* [Data supplied]:
---

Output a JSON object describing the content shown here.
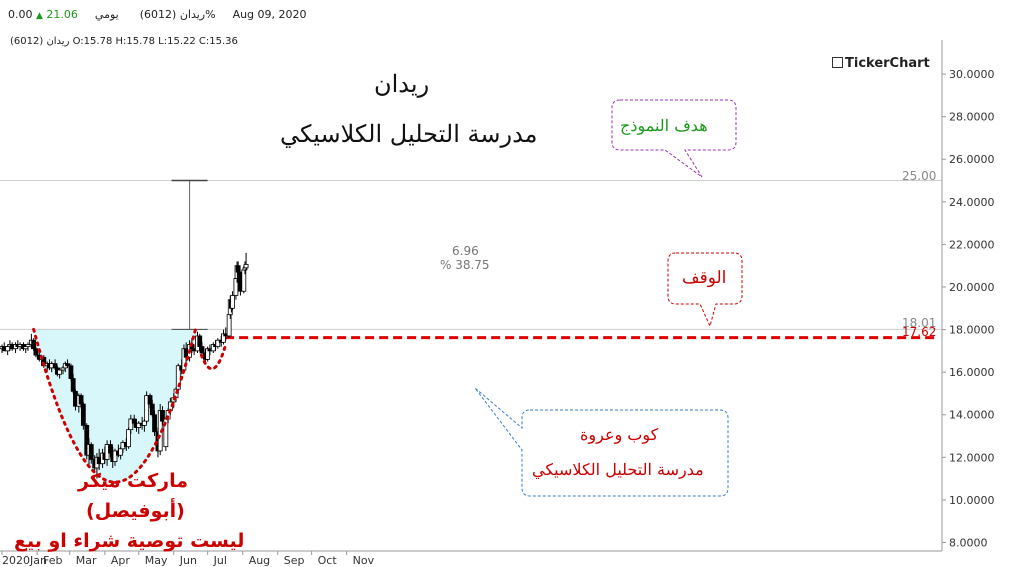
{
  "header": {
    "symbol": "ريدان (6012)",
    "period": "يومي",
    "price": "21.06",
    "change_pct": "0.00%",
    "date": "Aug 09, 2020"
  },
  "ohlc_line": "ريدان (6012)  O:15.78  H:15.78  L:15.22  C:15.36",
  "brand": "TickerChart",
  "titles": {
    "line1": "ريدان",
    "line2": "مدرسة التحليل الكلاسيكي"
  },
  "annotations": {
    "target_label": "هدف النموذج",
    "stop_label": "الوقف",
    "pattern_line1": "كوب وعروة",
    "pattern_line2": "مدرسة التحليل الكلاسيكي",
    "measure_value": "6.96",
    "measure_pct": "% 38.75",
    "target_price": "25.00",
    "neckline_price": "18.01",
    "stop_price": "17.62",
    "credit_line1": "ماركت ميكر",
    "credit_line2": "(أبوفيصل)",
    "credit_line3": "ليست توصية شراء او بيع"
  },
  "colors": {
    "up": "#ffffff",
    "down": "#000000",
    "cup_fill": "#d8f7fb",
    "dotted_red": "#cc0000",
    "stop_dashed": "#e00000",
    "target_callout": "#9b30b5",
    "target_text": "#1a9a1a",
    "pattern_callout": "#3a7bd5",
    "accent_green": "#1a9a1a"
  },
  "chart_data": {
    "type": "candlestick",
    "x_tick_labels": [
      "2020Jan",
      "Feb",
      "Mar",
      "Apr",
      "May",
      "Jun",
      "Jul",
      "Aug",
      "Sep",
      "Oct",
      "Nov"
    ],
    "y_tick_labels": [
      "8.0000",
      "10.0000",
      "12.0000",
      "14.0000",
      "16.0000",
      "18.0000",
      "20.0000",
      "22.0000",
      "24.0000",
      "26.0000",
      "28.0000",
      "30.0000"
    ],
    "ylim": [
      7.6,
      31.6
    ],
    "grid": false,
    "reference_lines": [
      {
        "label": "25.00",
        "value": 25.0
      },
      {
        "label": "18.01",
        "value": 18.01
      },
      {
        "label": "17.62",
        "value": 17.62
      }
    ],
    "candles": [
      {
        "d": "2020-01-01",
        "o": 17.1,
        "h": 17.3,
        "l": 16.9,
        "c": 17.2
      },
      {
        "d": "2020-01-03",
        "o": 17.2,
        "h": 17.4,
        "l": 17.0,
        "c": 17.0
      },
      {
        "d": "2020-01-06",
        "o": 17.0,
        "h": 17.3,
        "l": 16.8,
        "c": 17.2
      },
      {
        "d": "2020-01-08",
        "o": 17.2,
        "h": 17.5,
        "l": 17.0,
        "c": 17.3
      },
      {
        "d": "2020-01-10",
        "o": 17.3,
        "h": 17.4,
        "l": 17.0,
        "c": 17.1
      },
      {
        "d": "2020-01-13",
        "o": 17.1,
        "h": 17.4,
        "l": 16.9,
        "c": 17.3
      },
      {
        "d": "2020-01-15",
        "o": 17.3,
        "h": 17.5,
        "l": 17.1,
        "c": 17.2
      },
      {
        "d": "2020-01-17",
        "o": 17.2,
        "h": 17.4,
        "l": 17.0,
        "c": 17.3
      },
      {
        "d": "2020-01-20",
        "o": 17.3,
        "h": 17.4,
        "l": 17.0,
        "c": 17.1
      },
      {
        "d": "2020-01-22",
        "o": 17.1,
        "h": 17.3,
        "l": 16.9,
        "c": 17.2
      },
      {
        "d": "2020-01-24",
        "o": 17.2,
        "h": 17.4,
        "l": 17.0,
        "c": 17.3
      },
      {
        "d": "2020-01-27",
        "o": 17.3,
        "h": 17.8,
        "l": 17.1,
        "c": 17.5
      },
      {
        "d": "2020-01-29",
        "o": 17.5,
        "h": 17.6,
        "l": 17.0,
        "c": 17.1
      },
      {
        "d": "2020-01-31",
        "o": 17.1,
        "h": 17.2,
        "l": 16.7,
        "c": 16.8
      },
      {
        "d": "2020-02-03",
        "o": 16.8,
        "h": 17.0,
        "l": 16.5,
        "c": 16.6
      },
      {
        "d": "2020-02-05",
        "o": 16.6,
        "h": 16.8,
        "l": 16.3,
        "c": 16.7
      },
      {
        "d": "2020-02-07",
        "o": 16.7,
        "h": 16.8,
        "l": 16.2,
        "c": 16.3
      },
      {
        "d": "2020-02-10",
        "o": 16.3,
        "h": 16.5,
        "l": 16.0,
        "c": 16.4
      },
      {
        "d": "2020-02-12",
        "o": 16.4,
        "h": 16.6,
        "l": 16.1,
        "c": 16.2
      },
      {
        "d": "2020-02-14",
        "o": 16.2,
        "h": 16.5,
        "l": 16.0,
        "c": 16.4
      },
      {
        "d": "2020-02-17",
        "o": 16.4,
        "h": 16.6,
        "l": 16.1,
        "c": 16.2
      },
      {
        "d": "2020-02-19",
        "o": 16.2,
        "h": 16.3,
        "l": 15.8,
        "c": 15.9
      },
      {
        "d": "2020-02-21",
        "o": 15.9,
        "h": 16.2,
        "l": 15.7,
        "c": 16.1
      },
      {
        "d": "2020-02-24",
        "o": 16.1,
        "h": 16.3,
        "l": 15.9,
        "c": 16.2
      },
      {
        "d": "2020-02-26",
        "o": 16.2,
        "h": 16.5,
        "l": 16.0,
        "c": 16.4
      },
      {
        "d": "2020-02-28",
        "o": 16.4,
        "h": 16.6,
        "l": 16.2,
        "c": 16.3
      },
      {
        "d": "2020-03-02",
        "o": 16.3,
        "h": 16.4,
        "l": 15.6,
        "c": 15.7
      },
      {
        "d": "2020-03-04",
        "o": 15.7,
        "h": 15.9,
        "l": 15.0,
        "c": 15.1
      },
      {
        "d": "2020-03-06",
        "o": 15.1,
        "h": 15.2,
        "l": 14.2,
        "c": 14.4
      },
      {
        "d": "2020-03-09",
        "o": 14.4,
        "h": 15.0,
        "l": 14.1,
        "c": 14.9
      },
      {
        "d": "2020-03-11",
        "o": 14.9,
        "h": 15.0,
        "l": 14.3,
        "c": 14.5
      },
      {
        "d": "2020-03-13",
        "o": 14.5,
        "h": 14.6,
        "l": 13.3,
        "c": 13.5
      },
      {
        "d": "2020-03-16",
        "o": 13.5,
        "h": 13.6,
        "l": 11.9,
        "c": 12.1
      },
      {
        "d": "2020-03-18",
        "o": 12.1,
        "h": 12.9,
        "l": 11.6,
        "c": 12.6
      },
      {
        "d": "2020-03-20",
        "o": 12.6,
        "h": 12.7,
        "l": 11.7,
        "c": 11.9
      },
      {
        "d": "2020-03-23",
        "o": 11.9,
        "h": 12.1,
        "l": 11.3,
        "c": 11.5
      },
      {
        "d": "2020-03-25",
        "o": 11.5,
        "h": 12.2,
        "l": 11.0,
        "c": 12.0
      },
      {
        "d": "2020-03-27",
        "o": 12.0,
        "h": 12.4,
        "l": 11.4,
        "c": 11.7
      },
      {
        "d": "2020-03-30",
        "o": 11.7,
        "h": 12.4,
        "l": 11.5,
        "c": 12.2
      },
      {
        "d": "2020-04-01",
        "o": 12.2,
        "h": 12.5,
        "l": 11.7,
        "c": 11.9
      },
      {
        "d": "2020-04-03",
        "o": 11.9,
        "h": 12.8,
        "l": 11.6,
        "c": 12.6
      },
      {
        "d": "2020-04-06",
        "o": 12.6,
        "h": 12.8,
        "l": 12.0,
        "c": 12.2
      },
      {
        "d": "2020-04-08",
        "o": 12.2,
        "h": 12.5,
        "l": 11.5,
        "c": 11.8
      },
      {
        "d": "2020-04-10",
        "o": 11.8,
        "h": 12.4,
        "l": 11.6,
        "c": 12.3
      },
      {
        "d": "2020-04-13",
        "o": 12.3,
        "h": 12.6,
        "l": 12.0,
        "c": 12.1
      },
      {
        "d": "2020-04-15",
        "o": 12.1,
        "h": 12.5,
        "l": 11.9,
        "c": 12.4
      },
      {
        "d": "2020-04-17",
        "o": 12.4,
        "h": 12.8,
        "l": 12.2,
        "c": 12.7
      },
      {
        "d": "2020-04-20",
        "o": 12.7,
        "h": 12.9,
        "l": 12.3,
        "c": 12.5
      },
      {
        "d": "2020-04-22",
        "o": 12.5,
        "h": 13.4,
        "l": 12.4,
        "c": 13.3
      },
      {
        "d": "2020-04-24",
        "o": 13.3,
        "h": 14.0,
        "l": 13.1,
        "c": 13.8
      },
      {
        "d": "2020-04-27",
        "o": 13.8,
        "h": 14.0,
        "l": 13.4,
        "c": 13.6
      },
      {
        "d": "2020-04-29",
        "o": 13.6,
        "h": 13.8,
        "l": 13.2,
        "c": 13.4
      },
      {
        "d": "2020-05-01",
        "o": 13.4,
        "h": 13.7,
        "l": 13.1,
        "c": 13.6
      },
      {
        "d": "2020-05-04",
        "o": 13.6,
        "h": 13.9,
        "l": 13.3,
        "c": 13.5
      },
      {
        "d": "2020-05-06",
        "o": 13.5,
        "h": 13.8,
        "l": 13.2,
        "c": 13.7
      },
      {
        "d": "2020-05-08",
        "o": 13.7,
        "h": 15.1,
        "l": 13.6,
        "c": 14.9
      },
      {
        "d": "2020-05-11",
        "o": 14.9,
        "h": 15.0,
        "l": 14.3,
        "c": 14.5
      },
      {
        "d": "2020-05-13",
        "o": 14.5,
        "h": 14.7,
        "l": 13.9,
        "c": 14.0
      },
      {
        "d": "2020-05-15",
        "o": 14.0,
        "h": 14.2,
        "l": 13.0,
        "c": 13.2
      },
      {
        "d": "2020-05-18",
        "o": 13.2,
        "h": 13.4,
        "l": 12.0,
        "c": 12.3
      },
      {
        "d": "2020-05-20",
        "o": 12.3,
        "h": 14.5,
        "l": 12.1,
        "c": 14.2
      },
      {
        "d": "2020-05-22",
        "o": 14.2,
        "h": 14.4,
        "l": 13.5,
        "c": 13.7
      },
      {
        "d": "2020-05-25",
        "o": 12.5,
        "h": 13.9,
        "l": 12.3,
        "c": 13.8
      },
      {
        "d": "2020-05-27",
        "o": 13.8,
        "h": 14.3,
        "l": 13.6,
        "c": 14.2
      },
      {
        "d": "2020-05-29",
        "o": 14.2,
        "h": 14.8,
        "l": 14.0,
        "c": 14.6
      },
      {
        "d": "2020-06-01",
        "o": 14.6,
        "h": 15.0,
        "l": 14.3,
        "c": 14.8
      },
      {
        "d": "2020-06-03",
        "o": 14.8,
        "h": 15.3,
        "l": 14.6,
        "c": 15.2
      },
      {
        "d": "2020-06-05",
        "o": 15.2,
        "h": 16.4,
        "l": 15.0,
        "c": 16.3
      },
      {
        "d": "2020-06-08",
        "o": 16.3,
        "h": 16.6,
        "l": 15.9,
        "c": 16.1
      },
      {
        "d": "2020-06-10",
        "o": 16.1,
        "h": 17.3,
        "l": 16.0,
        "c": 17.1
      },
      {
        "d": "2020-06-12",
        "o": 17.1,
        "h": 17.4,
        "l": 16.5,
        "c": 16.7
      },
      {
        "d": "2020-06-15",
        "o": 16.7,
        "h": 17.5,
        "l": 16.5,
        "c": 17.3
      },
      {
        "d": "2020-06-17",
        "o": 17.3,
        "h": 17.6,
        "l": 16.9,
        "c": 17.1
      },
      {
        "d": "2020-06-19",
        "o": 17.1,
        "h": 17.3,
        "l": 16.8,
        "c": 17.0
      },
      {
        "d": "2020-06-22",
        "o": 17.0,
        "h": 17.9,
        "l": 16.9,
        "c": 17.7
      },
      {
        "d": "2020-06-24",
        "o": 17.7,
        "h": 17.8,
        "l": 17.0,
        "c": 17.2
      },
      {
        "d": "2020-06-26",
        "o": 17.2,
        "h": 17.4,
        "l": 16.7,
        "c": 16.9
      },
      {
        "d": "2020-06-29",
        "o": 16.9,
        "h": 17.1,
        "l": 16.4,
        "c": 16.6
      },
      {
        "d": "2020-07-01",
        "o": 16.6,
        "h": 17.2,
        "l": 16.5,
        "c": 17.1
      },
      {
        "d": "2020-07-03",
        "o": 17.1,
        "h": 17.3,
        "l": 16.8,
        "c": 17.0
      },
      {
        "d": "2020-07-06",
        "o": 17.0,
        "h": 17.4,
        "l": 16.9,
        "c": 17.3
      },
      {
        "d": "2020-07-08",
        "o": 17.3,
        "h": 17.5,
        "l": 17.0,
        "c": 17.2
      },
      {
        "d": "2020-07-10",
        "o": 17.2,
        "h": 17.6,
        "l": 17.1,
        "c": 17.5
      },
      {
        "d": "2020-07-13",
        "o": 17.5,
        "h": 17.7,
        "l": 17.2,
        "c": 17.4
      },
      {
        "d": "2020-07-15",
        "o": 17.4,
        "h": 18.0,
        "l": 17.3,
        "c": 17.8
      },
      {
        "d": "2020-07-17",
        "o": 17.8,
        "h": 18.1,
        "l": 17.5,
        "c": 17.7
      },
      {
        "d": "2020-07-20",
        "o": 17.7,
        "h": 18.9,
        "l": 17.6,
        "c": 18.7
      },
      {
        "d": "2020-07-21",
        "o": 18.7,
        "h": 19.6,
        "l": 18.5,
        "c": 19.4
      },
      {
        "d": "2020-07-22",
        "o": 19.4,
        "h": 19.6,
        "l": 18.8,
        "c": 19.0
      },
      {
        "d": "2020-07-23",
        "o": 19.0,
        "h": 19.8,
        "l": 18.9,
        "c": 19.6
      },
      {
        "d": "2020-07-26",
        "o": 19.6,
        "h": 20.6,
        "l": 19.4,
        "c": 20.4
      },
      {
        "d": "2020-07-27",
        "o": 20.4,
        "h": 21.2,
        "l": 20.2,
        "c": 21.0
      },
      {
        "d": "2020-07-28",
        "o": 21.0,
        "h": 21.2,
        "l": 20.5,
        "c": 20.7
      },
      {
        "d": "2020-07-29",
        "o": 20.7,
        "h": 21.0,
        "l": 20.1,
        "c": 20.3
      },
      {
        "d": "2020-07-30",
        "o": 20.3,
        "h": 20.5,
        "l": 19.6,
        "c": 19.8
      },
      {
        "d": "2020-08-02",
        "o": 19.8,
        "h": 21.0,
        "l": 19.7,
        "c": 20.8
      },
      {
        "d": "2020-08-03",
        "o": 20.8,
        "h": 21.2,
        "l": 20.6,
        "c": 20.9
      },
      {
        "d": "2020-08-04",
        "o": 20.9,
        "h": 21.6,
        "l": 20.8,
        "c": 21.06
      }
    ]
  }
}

---

* [What you should do]:
State the count of lines above containing the string "ريدان", and add nothing to it.

* [Solution for this problem]:
3